AIM: Each line below should be retyped exactly, with no pictures.

RECORDS:
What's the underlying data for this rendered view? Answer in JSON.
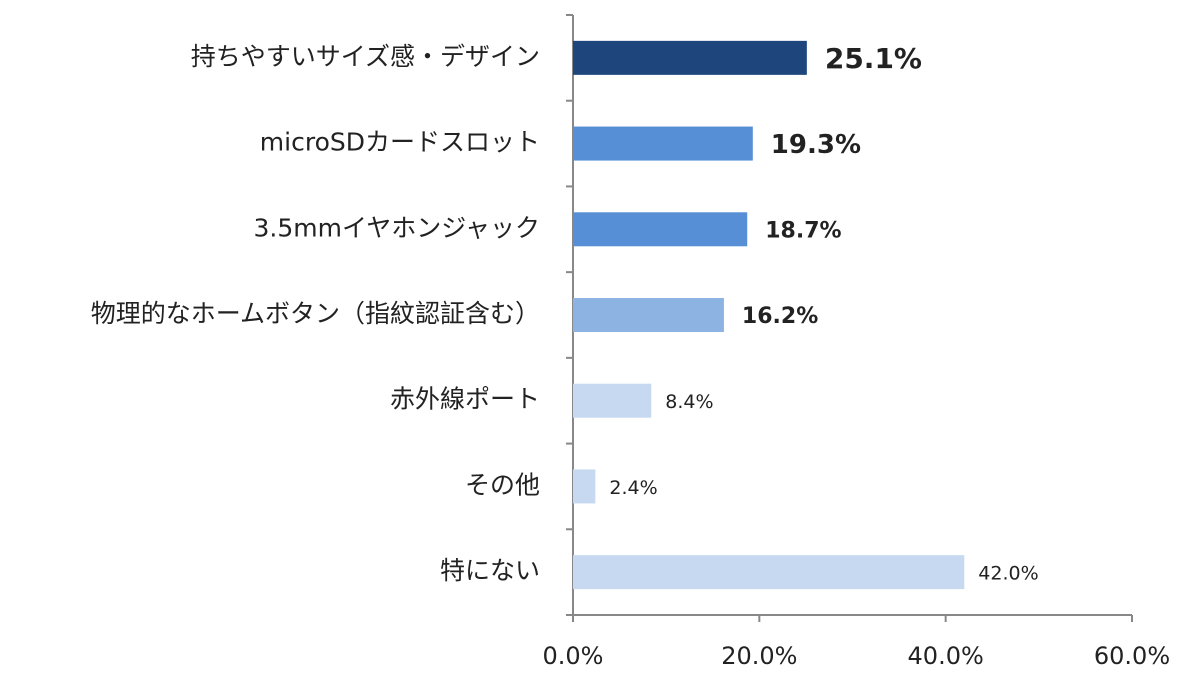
{
  "chart_data": {
    "type": "hbar",
    "categories": [
      "持ちやすいサイズ感・デザイン",
      "microSDカードスロット",
      "3.5mmイヤホンジャック",
      "物理的なホームボタン（指紋認証含む）",
      "赤外線ポート",
      "その他",
      "特にない"
    ],
    "values": [
      25.1,
      19.3,
      18.7,
      16.2,
      8.4,
      2.4,
      42.0
    ],
    "value_labels": [
      "25.1%",
      "19.3%",
      "18.7%",
      "16.2%",
      "8.4%",
      "2.4%",
      "42.0%"
    ],
    "colors": [
      "#1f467c",
      "#568fd6",
      "#568fd6",
      "#8db3e2",
      "#c6d9f1",
      "#c6d9f1",
      "#c6d9f1"
    ],
    "label_colors": [
      "#c00000",
      "#000000",
      "#000000",
      "#000000",
      "#222222",
      "#222222",
      "#222222"
    ],
    "xlim": [
      0,
      60
    ],
    "xticks": [
      {
        "value": 0,
        "label": "0.0%"
      },
      {
        "value": 20,
        "label": "20.0%"
      },
      {
        "value": 40,
        "label": "40.0%"
      },
      {
        "value": 60,
        "label": "60.0%"
      }
    ]
  }
}
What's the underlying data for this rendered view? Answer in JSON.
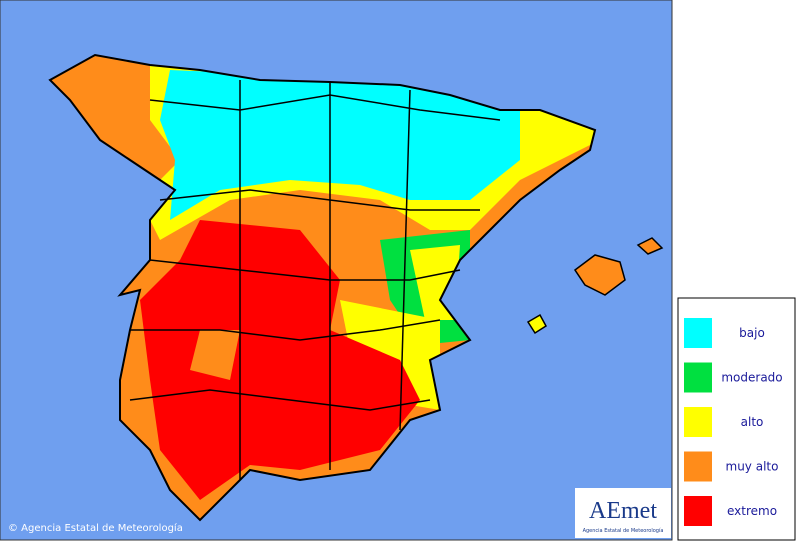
{
  "legend": {
    "items": [
      {
        "label": "bajo",
        "color": "#00ffff"
      },
      {
        "label": "moderado",
        "color": "#00e040"
      },
      {
        "label": "alto",
        "color": "#ffff00"
      },
      {
        "label": "muy alto",
        "color": "#ff8c1a"
      },
      {
        "label": "extremo",
        "color": "#ff0000"
      }
    ]
  },
  "copyright": "© Agencia Estatal de Meteorología",
  "logo": {
    "name": "AEmet",
    "subtitle": "Agencia Estatal de Meteorología"
  }
}
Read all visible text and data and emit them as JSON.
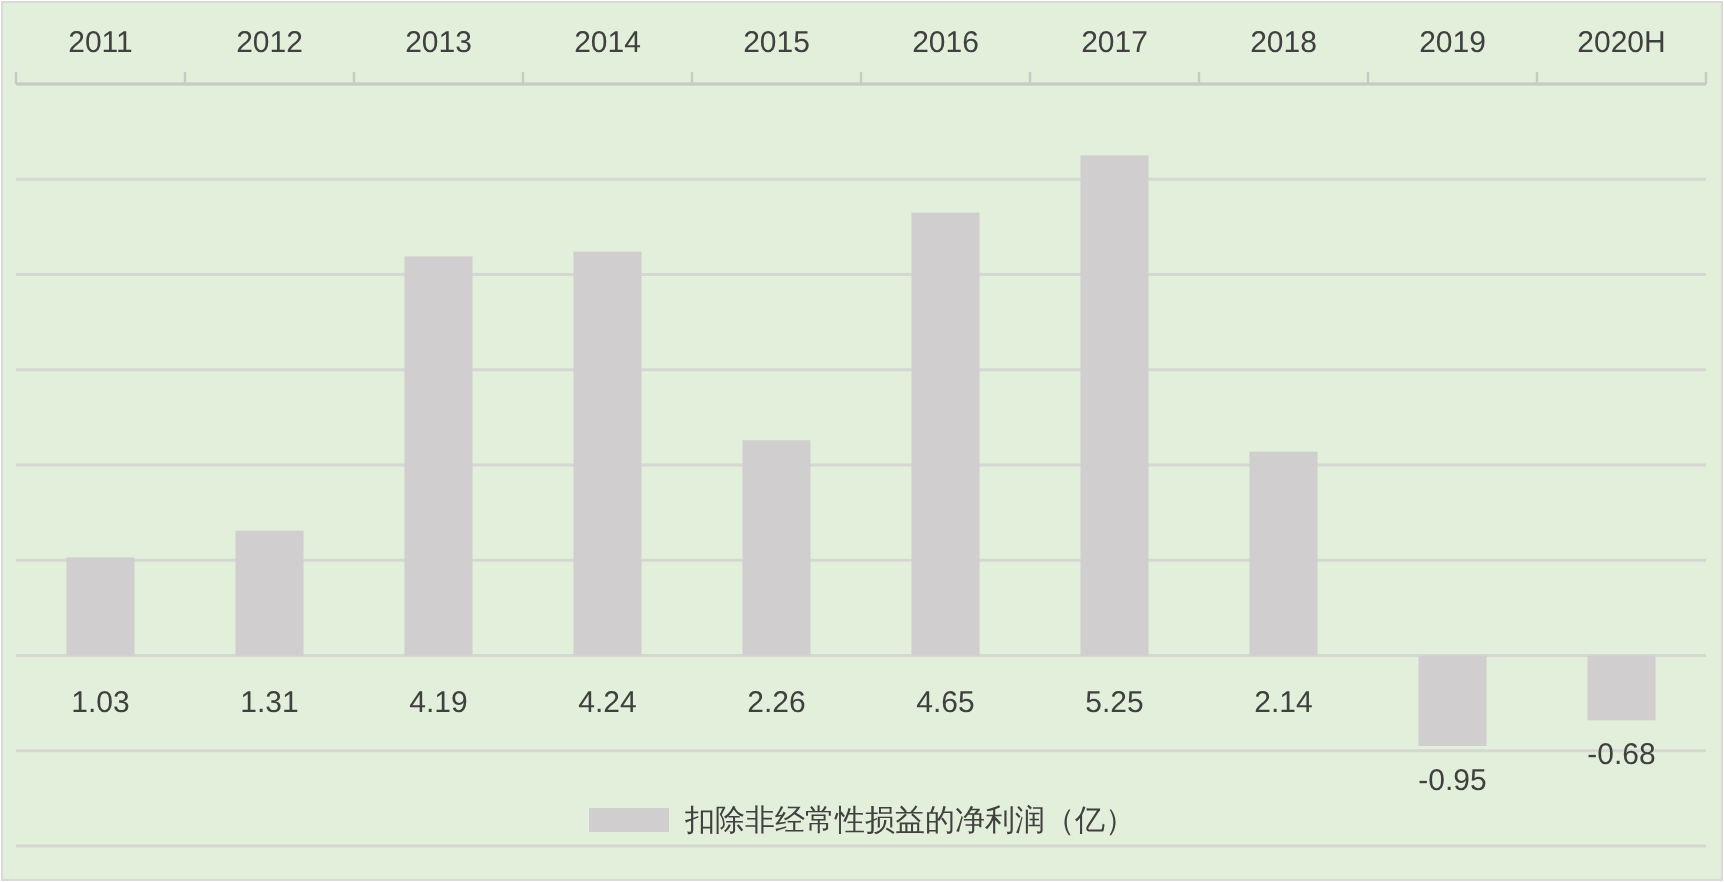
{
  "chart_data": {
    "type": "bar",
    "categories": [
      "2011",
      "2012",
      "2013",
      "2014",
      "2015",
      "2016",
      "2017",
      "2018",
      "2019",
      "2020H"
    ],
    "series": [
      {
        "name": "扣除非经常性损益的净利润（亿）",
        "color": "#d0cece",
        "values": [
          1.03,
          1.31,
          4.19,
          4.24,
          2.26,
          4.65,
          5.25,
          2.14,
          -0.95,
          -0.68
        ]
      }
    ],
    "ylim": [
      -2,
      6
    ],
    "yticks": [
      {
        "value": -2,
        "label": null
      },
      {
        "value": -1,
        "label": null
      },
      {
        "value": 0,
        "label": null
      },
      {
        "value": 1,
        "label": null
      },
      {
        "value": 2,
        "label": null
      },
      {
        "value": 3,
        "label": null
      },
      {
        "value": 4,
        "label": null
      },
      {
        "value": 5,
        "label": null
      },
      {
        "value": 6,
        "label": null
      }
    ],
    "tick_labels": "x",
    "grid": "y",
    "data_labels": true,
    "legend": "bottom"
  }
}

TASK RESULT:
What's the underlying data for this rendered view? Answer in JSON.
{
  "chart_data": {
    "type": "hbar",
    "categories": [
      "持ちやすいサイズ感・デザイン",
      "microSDカードスロット",
      "3.5mmイヤホンジャック",
      "物理的なホームボタン（指紋認証含む）",
      "赤外線ポート",
      "その他",
      "特にない"
    ],
    "values": [
      25.1,
      19.3,
      18.7,
      16.2,
      8.4,
      2.4,
      42.0
    ],
    "value_labels": [
      "25.1%",
      "19.3%",
      "18.7%",
      "16.2%",
      "8.4%",
      "2.4%",
      "42.0%"
    ],
    "colors": [
      "#1f467c",
      "#568fd6",
      "#568fd6",
      "#8db3e2",
      "#c6d9f1",
      "#c6d9f1",
      "#c6d9f1"
    ],
    "label_colors": [
      "#c00000",
      "#000000",
      "#000000",
      "#000000",
      "#222222",
      "#222222",
      "#222222"
    ],
    "xlim": [
      0,
      60
    ],
    "xticks": [
      {
        "value": 0,
        "label": "0.0%"
      },
      {
        "value": 20,
        "label": "20.0%"
      },
      {
        "value": 40,
        "label": "40.0%"
      },
      {
        "value": 60,
        "label": "60.0%"
      }
    ]
  }
}
What's the underlying data for this rendered view? Answer in JSON.
{
  "legend": {
    "items": [
      {
        "label": "bajo",
        "color": "#00ffff"
      },
      {
        "label": "moderado",
        "color": "#00e040"
      },
      {
        "label": "alto",
        "color": "#ffff00"
      },
      {
        "label": "muy alto",
        "color": "#ff8c1a"
      },
      {
        "label": "extremo",
        "color": "#ff0000"
      }
    ]
  },
  "copyright": "© Agencia Estatal de Meteorología",
  "logo": {
    "name": "AEmet",
    "subtitle": "Agencia Estatal de Meteorología"
  }
}
Read all visible text and data and emit them as JSON.
{
  "chart_data": {
    "type": "bar",
    "categories": [
      "2011",
      "2012",
      "2013",
      "2014",
      "2015",
      "2016",
      "2017",
      "2018",
      "2019",
      "2020H"
    ],
    "series": [
      {
        "name": "扣除非经常性损益的净利润（亿）",
        "color": "#d0cece",
        "values": [
          1.03,
          1.31,
          4.19,
          4.24,
          2.26,
          4.65,
          5.25,
          2.14,
          -0.95,
          -0.68
        ]
      }
    ],
    "ylim": [
      -2,
      6
    ],
    "yticks": [
      {
        "value": -2,
        "label": null
      },
      {
        "value": -1,
        "label": null
      },
      {
        "value": 0,
        "label": null
      },
      {
        "value": 1,
        "label": null
      },
      {
        "value": 2,
        "label": null
      },
      {
        "value": 3,
        "label": null
      },
      {
        "value": 4,
        "label": null
      },
      {
        "value": 5,
        "label": null
      },
      {
        "value": 6,
        "label": null
      }
    ],
    "tick_labels": "x",
    "grid": "y",
    "data_labels": true,
    "legend": "bottom"
  }
}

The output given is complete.